§ SHORT TASK: Check each line of the listing below for the string "اجرای", and copy the ones that have it.

§ DATA PROVIDED:
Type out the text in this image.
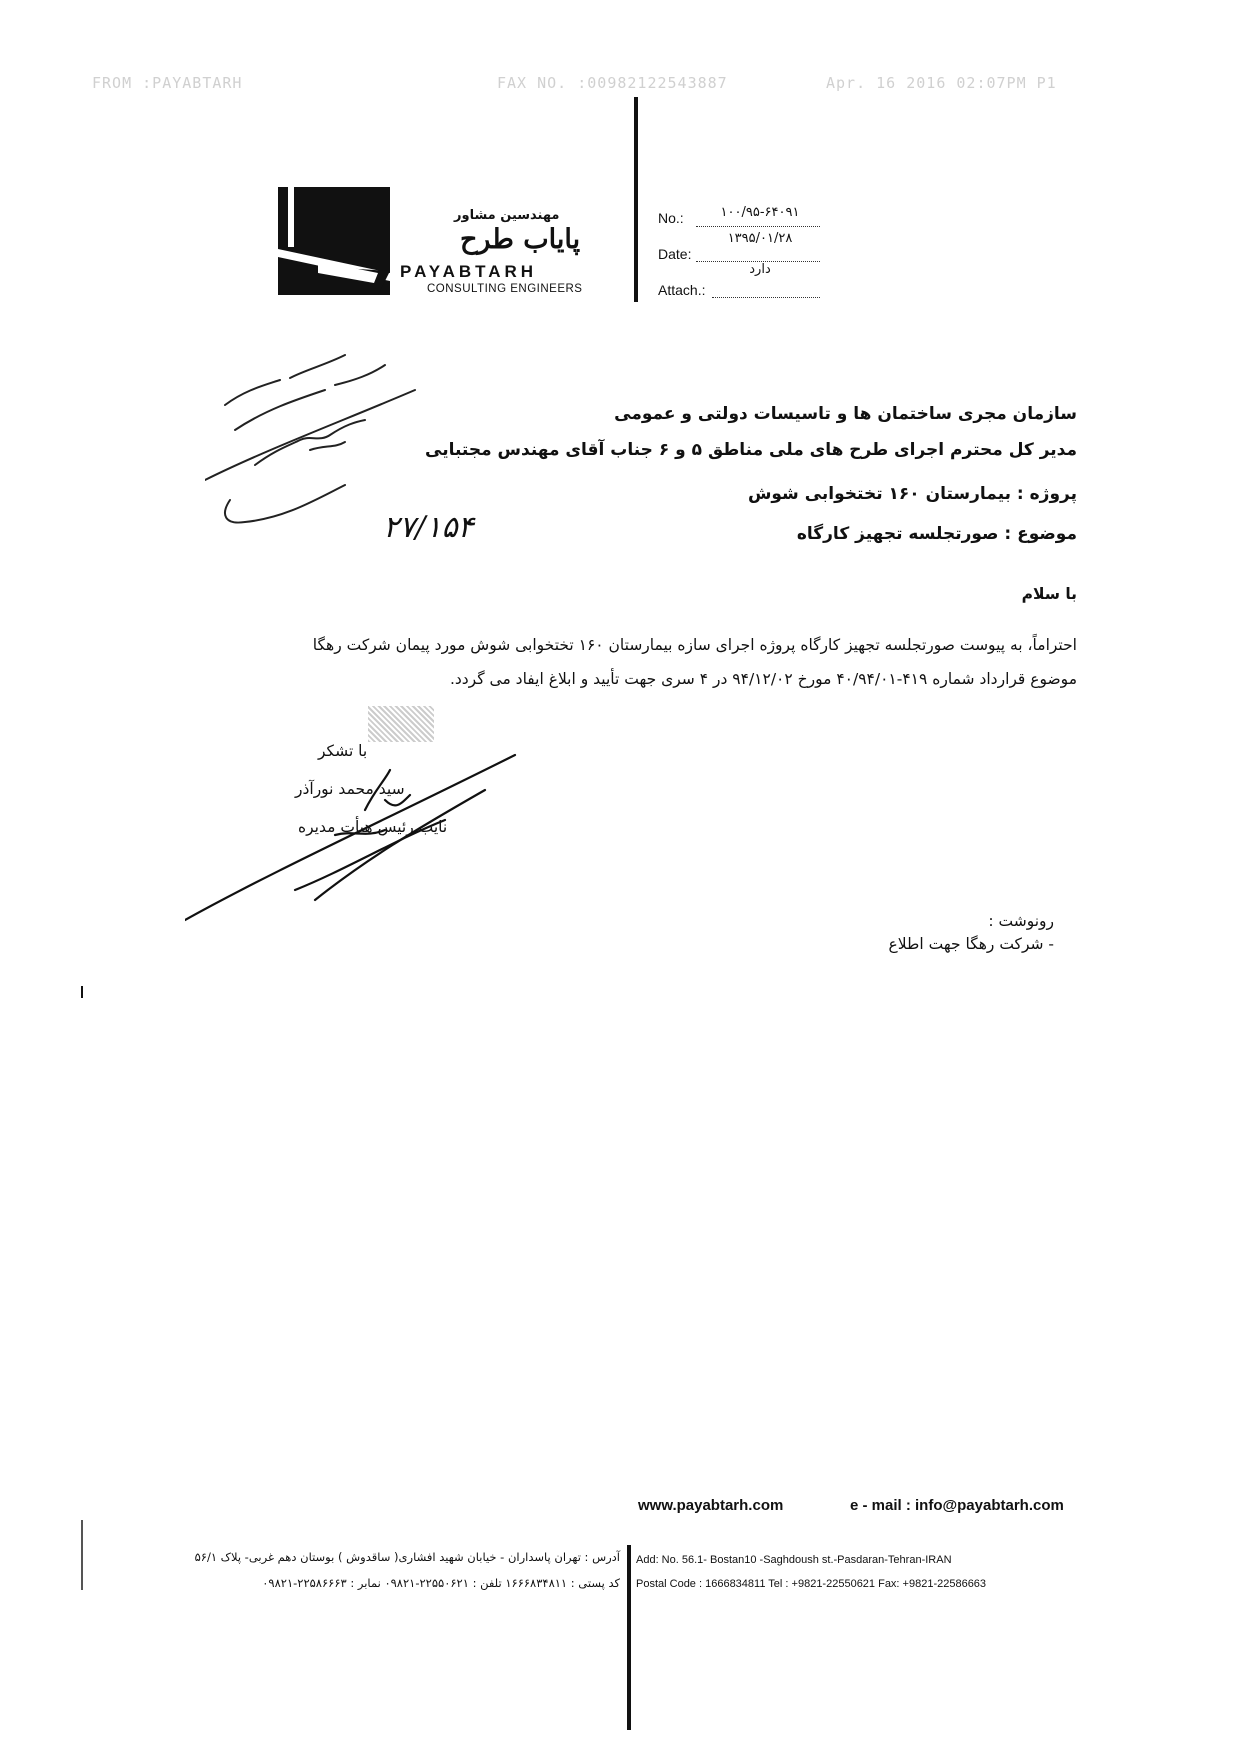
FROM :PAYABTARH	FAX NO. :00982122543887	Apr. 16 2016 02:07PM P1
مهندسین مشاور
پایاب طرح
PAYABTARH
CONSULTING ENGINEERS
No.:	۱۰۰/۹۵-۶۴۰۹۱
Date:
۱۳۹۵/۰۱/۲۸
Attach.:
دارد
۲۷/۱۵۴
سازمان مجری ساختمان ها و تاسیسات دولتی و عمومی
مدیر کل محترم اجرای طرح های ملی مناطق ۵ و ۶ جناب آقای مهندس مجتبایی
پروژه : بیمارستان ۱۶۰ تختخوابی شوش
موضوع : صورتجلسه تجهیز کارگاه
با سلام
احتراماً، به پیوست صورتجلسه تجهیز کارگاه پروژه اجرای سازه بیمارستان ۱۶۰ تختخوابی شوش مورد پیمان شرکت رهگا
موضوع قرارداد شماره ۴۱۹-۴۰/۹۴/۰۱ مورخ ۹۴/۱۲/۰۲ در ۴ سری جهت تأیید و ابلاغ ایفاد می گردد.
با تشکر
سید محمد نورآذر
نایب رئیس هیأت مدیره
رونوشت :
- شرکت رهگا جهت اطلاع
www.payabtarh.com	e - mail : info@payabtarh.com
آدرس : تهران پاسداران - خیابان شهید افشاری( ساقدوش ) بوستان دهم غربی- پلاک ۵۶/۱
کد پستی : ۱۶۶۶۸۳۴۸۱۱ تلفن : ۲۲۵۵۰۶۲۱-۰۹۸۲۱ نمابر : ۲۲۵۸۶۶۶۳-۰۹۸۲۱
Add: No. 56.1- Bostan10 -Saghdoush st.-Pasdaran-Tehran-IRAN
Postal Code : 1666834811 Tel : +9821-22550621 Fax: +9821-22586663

==

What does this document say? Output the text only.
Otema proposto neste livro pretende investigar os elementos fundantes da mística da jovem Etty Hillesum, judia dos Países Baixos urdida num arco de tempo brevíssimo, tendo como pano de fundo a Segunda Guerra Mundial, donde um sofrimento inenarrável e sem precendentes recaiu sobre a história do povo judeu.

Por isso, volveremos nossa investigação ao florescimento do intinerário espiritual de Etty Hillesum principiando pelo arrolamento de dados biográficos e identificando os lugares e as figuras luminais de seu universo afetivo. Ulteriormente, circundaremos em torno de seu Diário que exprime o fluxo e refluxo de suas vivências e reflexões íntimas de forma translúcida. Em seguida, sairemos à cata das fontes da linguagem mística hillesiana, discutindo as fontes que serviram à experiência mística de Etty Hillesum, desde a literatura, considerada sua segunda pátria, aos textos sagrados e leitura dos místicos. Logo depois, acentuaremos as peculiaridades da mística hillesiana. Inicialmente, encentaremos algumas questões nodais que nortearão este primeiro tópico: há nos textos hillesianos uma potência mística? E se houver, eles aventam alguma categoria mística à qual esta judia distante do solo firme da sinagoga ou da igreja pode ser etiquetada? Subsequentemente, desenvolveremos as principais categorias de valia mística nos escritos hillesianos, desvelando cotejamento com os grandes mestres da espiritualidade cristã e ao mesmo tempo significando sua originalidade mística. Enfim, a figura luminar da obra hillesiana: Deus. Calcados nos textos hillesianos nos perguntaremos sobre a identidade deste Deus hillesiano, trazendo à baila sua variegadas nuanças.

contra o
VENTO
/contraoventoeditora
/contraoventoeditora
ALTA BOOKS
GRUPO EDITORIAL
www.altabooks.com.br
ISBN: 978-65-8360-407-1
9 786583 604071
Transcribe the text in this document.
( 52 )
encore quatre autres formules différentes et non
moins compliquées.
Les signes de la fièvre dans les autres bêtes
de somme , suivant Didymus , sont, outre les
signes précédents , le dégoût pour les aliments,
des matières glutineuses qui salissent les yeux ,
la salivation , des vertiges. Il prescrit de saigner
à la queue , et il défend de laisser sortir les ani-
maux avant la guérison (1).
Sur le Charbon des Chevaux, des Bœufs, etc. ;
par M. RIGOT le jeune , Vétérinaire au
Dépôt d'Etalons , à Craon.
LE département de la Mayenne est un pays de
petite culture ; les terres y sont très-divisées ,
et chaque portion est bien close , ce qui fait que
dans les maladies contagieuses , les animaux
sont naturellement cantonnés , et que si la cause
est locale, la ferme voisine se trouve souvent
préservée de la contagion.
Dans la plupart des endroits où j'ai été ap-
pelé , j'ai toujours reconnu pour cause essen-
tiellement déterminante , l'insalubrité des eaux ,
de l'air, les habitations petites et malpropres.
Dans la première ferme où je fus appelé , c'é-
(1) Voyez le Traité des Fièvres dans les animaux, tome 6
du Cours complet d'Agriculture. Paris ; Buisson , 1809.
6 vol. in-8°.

§ EXERCISE RESULT:
مدیر کل محترم اجرای طرح های ملی مناطق ۵ و ۶ جناب آقای مهندس مجتبایی
احتراماً، به پیوست صورتجلسه تجهیز کارگاه پروژه اجرای سازه بیمارستان ۱۶۰ تختخوابی شوش مورد پیمان شرکت رهگا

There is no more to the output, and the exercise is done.